* START Materials provided *

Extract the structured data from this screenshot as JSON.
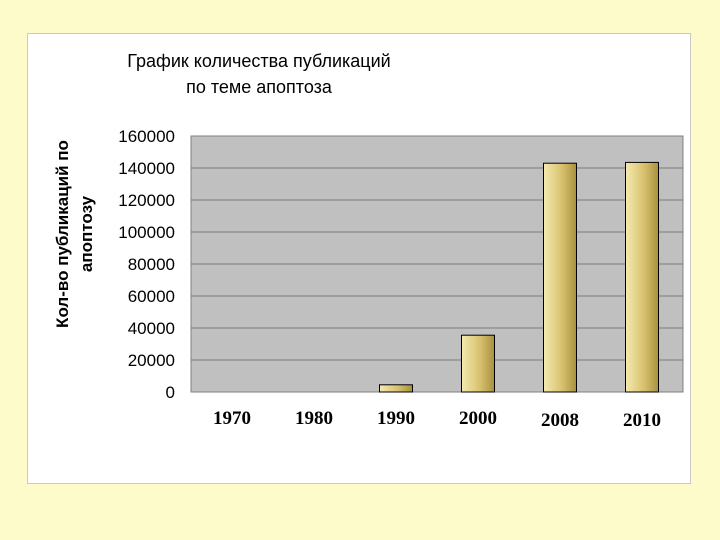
{
  "chart_data": {
    "type": "bar",
    "title": [
      "График количества публикаций",
      "по теме апоптоза"
    ],
    "ylabel": [
      "Кол-во публикаций по",
      "апоптозу"
    ],
    "xlabel": "",
    "categories": [
      "1970",
      "1980",
      "1990",
      "2000",
      "2008",
      "2010"
    ],
    "values": [
      0,
      0,
      4500,
      35500,
      143000,
      143500
    ],
    "ylim": [
      0,
      160000
    ],
    "yticks": [
      "0",
      "20000",
      "40000",
      "60000",
      "80000",
      "100000",
      "120000",
      "140000",
      "160000"
    ],
    "grid": true,
    "legend": "none"
  },
  "colors": {
    "plot_background": "#c0c0c0",
    "bar_light": "#f4eab0",
    "bar_mid": "#d8c270",
    "bar_dark": "#a8913e",
    "bar_outline": "#000000",
    "page_background": "#fdfbc9"
  }
}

* END Materials provided *

The entries above should be reproduced exactly, without their pictures.

Extract the structured data from this screenshot as JSON.
{
  "chart_data": {
    "type": "bar",
    "title": [
      "График количества публикаций",
      "по теме апоптоза"
    ],
    "ylabel": [
      "Кол-во публикаций по",
      "апоптозу"
    ],
    "xlabel": "",
    "categories": [
      "1970",
      "1980",
      "1990",
      "2000",
      "2008",
      "2010"
    ],
    "values": [
      0,
      0,
      4500,
      35500,
      143000,
      143500
    ],
    "ylim": [
      0,
      160000
    ],
    "yticks": [
      "0",
      "20000",
      "40000",
      "60000",
      "80000",
      "100000",
      "120000",
      "140000",
      "160000"
    ],
    "grid": true,
    "legend": "none"
  },
  "colors": {
    "plot_background": "#c0c0c0",
    "bar_light": "#f4eab0",
    "bar_mid": "#d8c270",
    "bar_dark": "#a8913e",
    "bar_outline": "#000000",
    "page_background": "#fdfbc9"
  }
}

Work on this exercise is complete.